=== Dataset entries ===
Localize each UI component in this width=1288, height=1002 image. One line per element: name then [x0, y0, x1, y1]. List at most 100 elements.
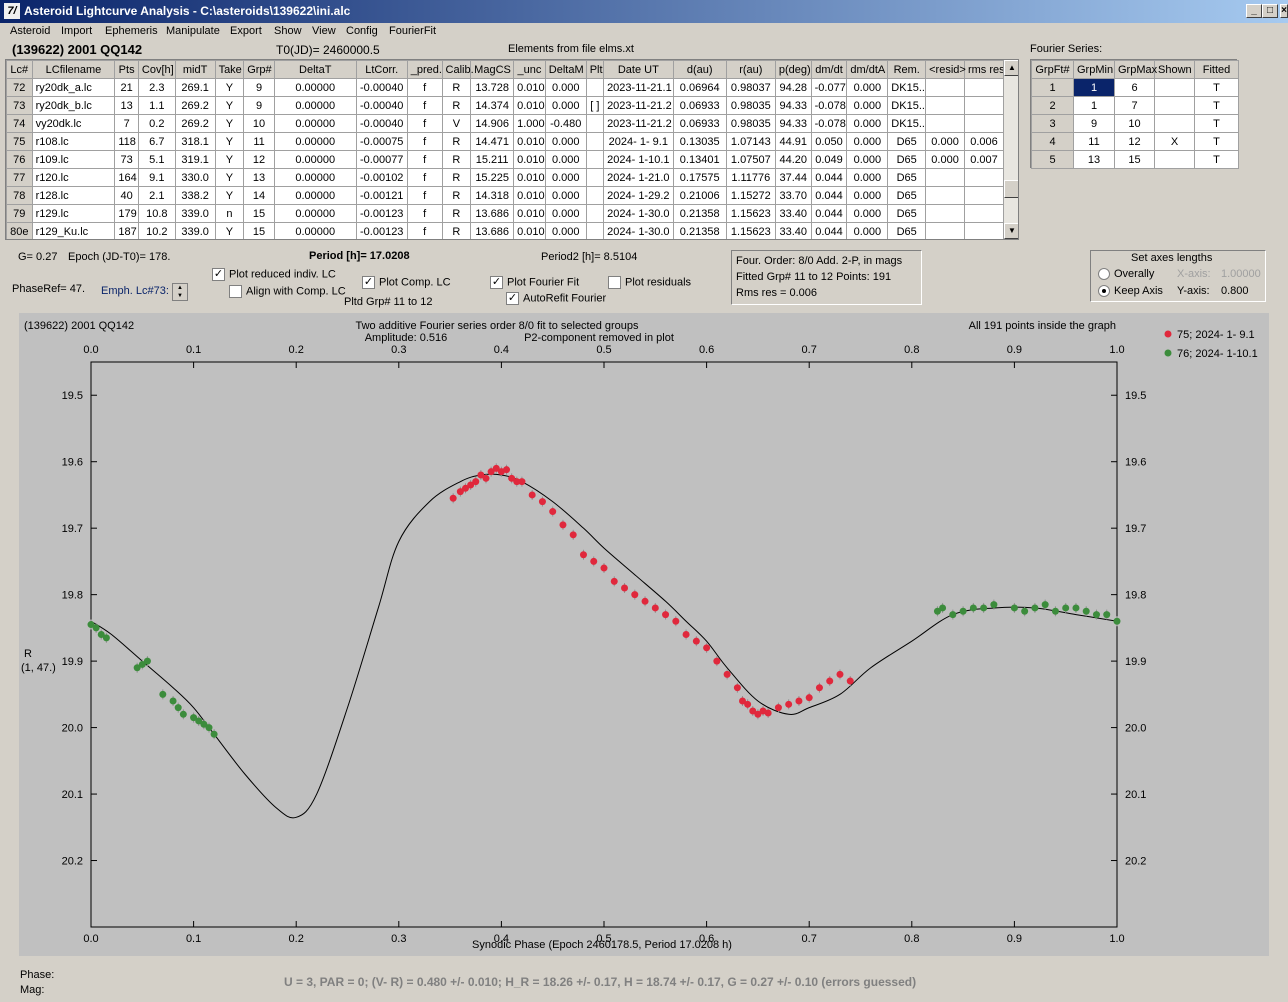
menu-export[interactable]: Export: [230, 25, 262, 37]
table-cell[interactable]: r109.lc: [31, 150, 116, 169]
table-cell[interactable]: DK15..: [887, 114, 927, 133]
table-cell[interactable]: 0.06933: [672, 114, 727, 133]
menu-manipulate[interactable]: Manipulate: [166, 25, 220, 37]
table-cell[interactable]: 0.044: [810, 204, 848, 223]
table-cell[interactable]: 44.91: [774, 132, 812, 151]
table-cell[interactable]: D65: [887, 132, 927, 151]
table-cell[interactable]: [585, 132, 605, 151]
table-cell[interactable]: 1.15272: [725, 186, 776, 205]
table-cell[interactable]: [1154, 96, 1195, 115]
table-cell[interactable]: D65: [887, 150, 927, 169]
table-cell[interactable]: 33.40: [774, 204, 812, 223]
table-cell[interactable]: 0.00000: [273, 222, 357, 239]
table-cell[interactable]: 15: [1114, 150, 1155, 169]
table-cell[interactable]: 37.44: [774, 168, 812, 187]
lc-col-header[interactable]: midT: [174, 60, 216, 79]
table-row[interactable]: 79 r129.lc 179 10.8 339.0 n 15 0.00000 -0.00123 f…: [6, 204, 1005, 223]
period2-value[interactable]: Period2 [h]= 8.5104: [541, 251, 638, 263]
menu-fourierfit[interactable]: FourierFit: [389, 25, 437, 37]
row-header[interactable]: 2: [1031, 96, 1074, 115]
table-cell[interactable]: 318.1: [174, 132, 216, 151]
lc-col-header[interactable]: LCfilename: [31, 60, 116, 79]
lc-col-header[interactable]: Lc#: [6, 60, 33, 79]
table-cell[interactable]: -0.00040: [355, 96, 408, 115]
table-cell[interactable]: R: [441, 150, 472, 169]
table-row[interactable]: 76 r109.lc 73 5.1 319.1 Y 12 0.00000 -0.00077 f R 1…: [6, 150, 1005, 169]
table-cell[interactable]: -0.00077: [355, 150, 408, 169]
table-cell[interactable]: [925, 78, 965, 97]
scroll-down-icon[interactable]: ▼: [1004, 223, 1018, 239]
table-cell[interactable]: Y: [214, 150, 245, 169]
table-cell[interactable]: 14.318: [470, 186, 515, 205]
table-cell[interactable]: 1: [1073, 78, 1115, 97]
lc-col-header[interactable]: MagCS: [470, 60, 515, 79]
table-cell[interactable]: 0.2: [137, 114, 176, 133]
table-cell[interactable]: R: [441, 96, 472, 115]
row-header[interactable]: 3: [1031, 114, 1074, 133]
table-cell[interactable]: 13.728: [470, 78, 515, 97]
table-cell[interactable]: Y: [214, 222, 245, 239]
table-cell[interactable]: 10: [1114, 114, 1155, 133]
table-cell[interactable]: -0.00040: [355, 114, 408, 133]
table-cell[interactable]: 0.00000: [273, 96, 357, 115]
table-cell[interactable]: R: [441, 78, 472, 97]
menu-show[interactable]: Show: [274, 25, 302, 37]
table-cell[interactable]: [585, 78, 605, 97]
autorefit-checkbox[interactable]: ✓ AutoRefit Fourier: [506, 292, 607, 305]
table-cell[interactable]: 5.1: [137, 150, 176, 169]
table-cell[interactable]: f: [406, 204, 443, 223]
table-cell[interactable]: 0.00000: [273, 78, 357, 97]
table-cell[interactable]: 1.11776: [725, 168, 776, 187]
table-cell[interactable]: 0.000: [544, 78, 587, 97]
table-cell[interactable]: -0.00121: [355, 186, 408, 205]
table-cell[interactable]: 0.000: [925, 132, 965, 151]
table-cell[interactable]: 1.07143: [725, 132, 776, 151]
table-cell[interactable]: 44.20: [774, 150, 812, 169]
lc-col-header[interactable]: Grp#: [243, 60, 275, 79]
table-cell[interactable]: 0.00000: [273, 150, 357, 169]
table-row[interactable]: 3 9 10 T: [1031, 114, 1239, 133]
table-cell[interactable]: 2.3: [137, 78, 176, 97]
row-header[interactable]: 72: [6, 78, 33, 97]
table-cell[interactable]: 0.00000: [273, 204, 357, 223]
table-row[interactable]: 77 r120.lc 164 9.1 330.0 Y 13 0.00000 -0.00102 f R…: [6, 168, 1005, 187]
emph-lc-label[interactable]: Emph. Lc#73:: [101, 285, 169, 297]
table-cell[interactable]: [ ]: [585, 96, 605, 115]
table-cell[interactable]: 33.70: [774, 186, 812, 205]
table-cell[interactable]: 2024- 1-10.1: [603, 150, 674, 169]
table-cell[interactable]: [925, 204, 965, 223]
table-cell[interactable]: 12: [1114, 132, 1155, 151]
table-cell[interactable]: 269.1: [174, 78, 216, 97]
table-cell[interactable]: 0.06964: [672, 78, 727, 97]
table-cell[interactable]: 0.000: [846, 96, 889, 115]
lc-col-header[interactable]: _pred.: [406, 60, 443, 79]
table-cell[interactable]: 0.00000: [273, 114, 357, 133]
table-cell[interactable]: V: [441, 114, 472, 133]
table-cell[interactable]: 13.686: [470, 222, 515, 239]
lc-col-header[interactable]: LtCorr.: [355, 60, 408, 79]
table-cell[interactable]: 10.2: [137, 222, 176, 239]
table-cell[interactable]: -0.077: [810, 78, 848, 97]
lightcurve-table[interactable]: Lc# LCfilename Pts Cov[h] midT Take Grp# DeltaT…: [6, 60, 1005, 239]
table-row[interactable]: 78 r128.lc 40 2.1 338.2 Y 14 0.00000 -0.00121 f R 1…: [6, 186, 1005, 205]
row-header[interactable]: 74: [6, 114, 33, 133]
table-row[interactable]: 4 11 12 X T: [1031, 132, 1239, 151]
table-cell[interactable]: 13: [1073, 150, 1115, 169]
table-cell[interactable]: [963, 114, 1005, 133]
table-cell[interactable]: -0.480: [544, 114, 587, 133]
table-scrollbar[interactable]: ▲ ▼: [1003, 60, 1018, 239]
table-cell[interactable]: [925, 114, 965, 133]
table-cell[interactable]: 2.1: [137, 186, 176, 205]
lc-col-header[interactable]: p(deg): [774, 60, 812, 79]
table-row[interactable]: 80e r129_Ku.lc 187 10.2 339.0 Y 15 0.00000 -0.00…: [6, 222, 1005, 239]
table-cell[interactable]: 0.010: [513, 78, 546, 97]
table-cell[interactable]: [1154, 150, 1195, 169]
table-cell[interactable]: 10: [243, 114, 275, 133]
table-cell[interactable]: 339.0: [174, 222, 216, 239]
lc-col-header[interactable]: d(au): [672, 60, 727, 79]
table-cell[interactable]: 0.00000: [273, 186, 357, 205]
menu-config[interactable]: Config: [346, 25, 378, 37]
table-cell[interactable]: [963, 96, 1005, 115]
table-cell[interactable]: 15.225: [470, 168, 515, 187]
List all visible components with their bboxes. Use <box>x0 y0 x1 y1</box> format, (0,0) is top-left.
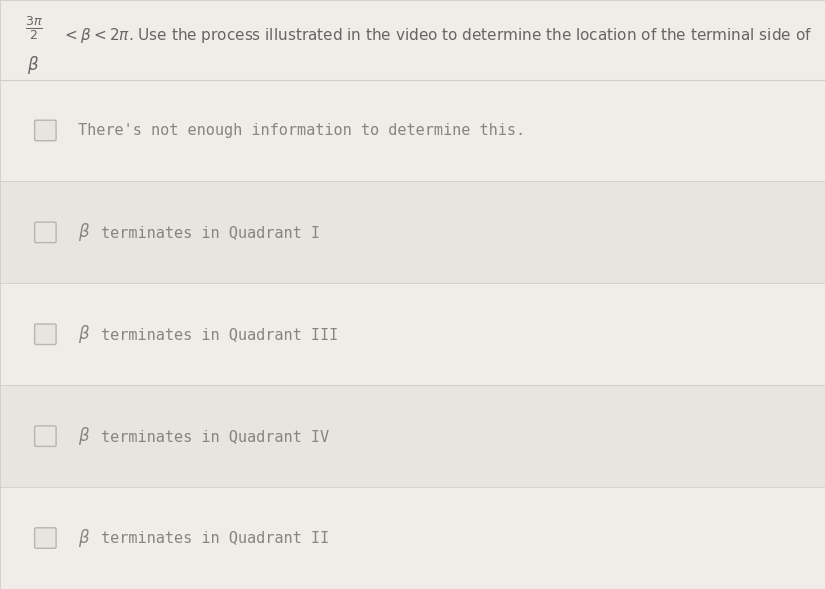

=== Your task ===
Please set down all of the material above again, line for line and unchanged, leaving out the pictures.

=== Answer in full ===
Localize each UI component in this width=1288, height=1002 image. One line per element: name then [x0, y0, x1, y1]. List at most 100 elements.
menu-export[interactable]: Export: [230, 25, 262, 37]
table-cell[interactable]: r109.lc: [31, 150, 116, 169]
table-cell[interactable]: DK15..: [887, 114, 927, 133]
table-cell[interactable]: 0.06933: [672, 114, 727, 133]
menu-manipulate[interactable]: Manipulate: [166, 25, 220, 37]
table-cell[interactable]: 0.044: [810, 204, 848, 223]
table-cell[interactable]: 44.91: [774, 132, 812, 151]
table-cell[interactable]: D65: [887, 132, 927, 151]
table-cell[interactable]: [585, 132, 605, 151]
table-cell[interactable]: 1.15272: [725, 186, 776, 205]
table-cell[interactable]: [1154, 96, 1195, 115]
table-cell[interactable]: D65: [887, 150, 927, 169]
table-cell[interactable]: 33.40: [774, 204, 812, 223]
table-cell[interactable]: 0.00000: [273, 222, 357, 239]
table-cell[interactable]: 15: [1114, 150, 1155, 169]
table-cell[interactable]: 37.44: [774, 168, 812, 187]
lc-col-header[interactable]: midT: [174, 60, 216, 79]
table-row[interactable]: 79 r129.lc 179 10.8 339.0 n 15 0.00000 -0.00123 f…: [6, 204, 1005, 223]
period2-value[interactable]: Period2 [h]= 8.5104: [541, 251, 638, 263]
menu-fourierfit[interactable]: FourierFit: [389, 25, 437, 37]
row-header[interactable]: 2: [1031, 96, 1074, 115]
table-cell[interactable]: 318.1: [174, 132, 216, 151]
lc-col-header[interactable]: LCfilename: [31, 60, 116, 79]
lc-col-header[interactable]: Lc#: [6, 60, 33, 79]
table-cell[interactable]: -0.00040: [355, 96, 408, 115]
table-cell[interactable]: R: [441, 150, 472, 169]
table-row[interactable]: 76 r109.lc 73 5.1 319.1 Y 12 0.00000 -0.00077 f R 1…: [6, 150, 1005, 169]
table-cell[interactable]: -0.00077: [355, 150, 408, 169]
table-cell[interactable]: [925, 78, 965, 97]
scroll-down-icon[interactable]: ▼: [1004, 223, 1018, 239]
table-cell[interactable]: Y: [214, 150, 245, 169]
table-cell[interactable]: 14.318: [470, 186, 515, 205]
table-cell[interactable]: 1: [1073, 78, 1115, 97]
lc-col-header[interactable]: MagCS: [470, 60, 515, 79]
table-cell[interactable]: 0.2: [137, 114, 176, 133]
table-cell[interactable]: R: [441, 96, 472, 115]
row-header[interactable]: 3: [1031, 114, 1074, 133]
table-cell[interactable]: 13.728: [470, 78, 515, 97]
table-cell[interactable]: Y: [214, 222, 245, 239]
table-cell[interactable]: 10: [1114, 114, 1155, 133]
table-cell[interactable]: -0.00040: [355, 114, 408, 133]
table-cell[interactable]: 0.00000: [273, 96, 357, 115]
table-cell[interactable]: R: [441, 78, 472, 97]
menu-show[interactable]: Show: [274, 25, 302, 37]
table-cell[interactable]: [585, 78, 605, 97]
autorefit-checkbox[interactable]: ✓ AutoRefit Fourier: [506, 292, 607, 305]
table-cell[interactable]: 5.1: [137, 150, 176, 169]
table-cell[interactable]: f: [406, 204, 443, 223]
table-cell[interactable]: 0.00000: [273, 78, 357, 97]
table-cell[interactable]: 1.11776: [725, 168, 776, 187]
table-cell[interactable]: 0.000: [544, 78, 587, 97]
table-cell[interactable]: -0.00121: [355, 186, 408, 205]
table-cell[interactable]: 0.000: [925, 132, 965, 151]
table-cell[interactable]: 1.07143: [725, 132, 776, 151]
table-cell[interactable]: 44.20: [774, 150, 812, 169]
lc-col-header[interactable]: Grp#: [243, 60, 275, 79]
table-cell[interactable]: 0.00000: [273, 150, 357, 169]
table-row[interactable]: 3 9 10 T: [1031, 114, 1239, 133]
table-cell[interactable]: 2.3: [137, 78, 176, 97]
row-header[interactable]: 72: [6, 78, 33, 97]
table-cell[interactable]: 0.00000: [273, 204, 357, 223]
table-row[interactable]: 77 r120.lc 164 9.1 330.0 Y 13 0.00000 -0.00102 f R…: [6, 168, 1005, 187]
emph-lc-label[interactable]: Emph. Lc#73:: [101, 285, 169, 297]
table-cell[interactable]: [ ]: [585, 96, 605, 115]
table-cell[interactable]: 33.70: [774, 186, 812, 205]
table-cell[interactable]: 2024- 1-10.1: [603, 150, 674, 169]
table-cell[interactable]: [925, 204, 965, 223]
table-cell[interactable]: 12: [1114, 132, 1155, 151]
table-cell[interactable]: 269.1: [174, 78, 216, 97]
table-cell[interactable]: 0.06964: [672, 78, 727, 97]
table-cell[interactable]: 0.000: [846, 96, 889, 115]
lc-col-header[interactable]: _pred.: [406, 60, 443, 79]
table-cell[interactable]: 0.00000: [273, 114, 357, 133]
table-cell[interactable]: V: [441, 114, 472, 133]
table-cell[interactable]: 13.686: [470, 222, 515, 239]
lc-col-header[interactable]: LtCorr.: [355, 60, 408, 79]
table-cell[interactable]: 10.2: [137, 222, 176, 239]
table-cell[interactable]: -0.077: [810, 78, 848, 97]
lightcurve-table[interactable]: Lc# LCfilename Pts Cov[h] midT Take Grp# DeltaT…: [6, 60, 1005, 239]
table-row[interactable]: 78 r128.lc 40 2.1 338.2 Y 14 0.00000 -0.00121 f R 1…: [6, 186, 1005, 205]
row-header[interactable]: 74: [6, 114, 33, 133]
table-row[interactable]: 4 11 12 X T: [1031, 132, 1239, 151]
table-cell[interactable]: 13: [1073, 150, 1115, 169]
table-cell[interactable]: [963, 114, 1005, 133]
table-cell[interactable]: -0.480: [544, 114, 587, 133]
table-scrollbar[interactable]: ▲ ▼: [1003, 60, 1018, 239]
table-cell[interactable]: [925, 114, 965, 133]
table-cell[interactable]: 2.1: [137, 186, 176, 205]
lc-col-header[interactable]: p(deg): [774, 60, 812, 79]
table-row[interactable]: 80e r129_Ku.lc 187 10.2 339.0 Y 15 0.00000 -0.00…: [6, 222, 1005, 239]
table-cell[interactable]: 0.010: [513, 78, 546, 97]
table-cell[interactable]: [1154, 150, 1195, 169]
table-cell[interactable]: 10: [243, 114, 275, 133]
table-cell[interactable]: 339.0: [174, 222, 216, 239]
lc-col-header[interactable]: d(au): [672, 60, 727, 79]
table-cell[interactable]: 0.00000: [273, 186, 357, 205]
menu-config[interactable]: Config: [346, 25, 378, 37]
table-cell[interactable]: [963, 96, 1005, 115]
table-cell[interactable]: 15.225: [470, 168, 515, 187]
List all visible components with their bboxes. Use <box>x0 y0 x1 y1</box> format, (0,0) is top-left.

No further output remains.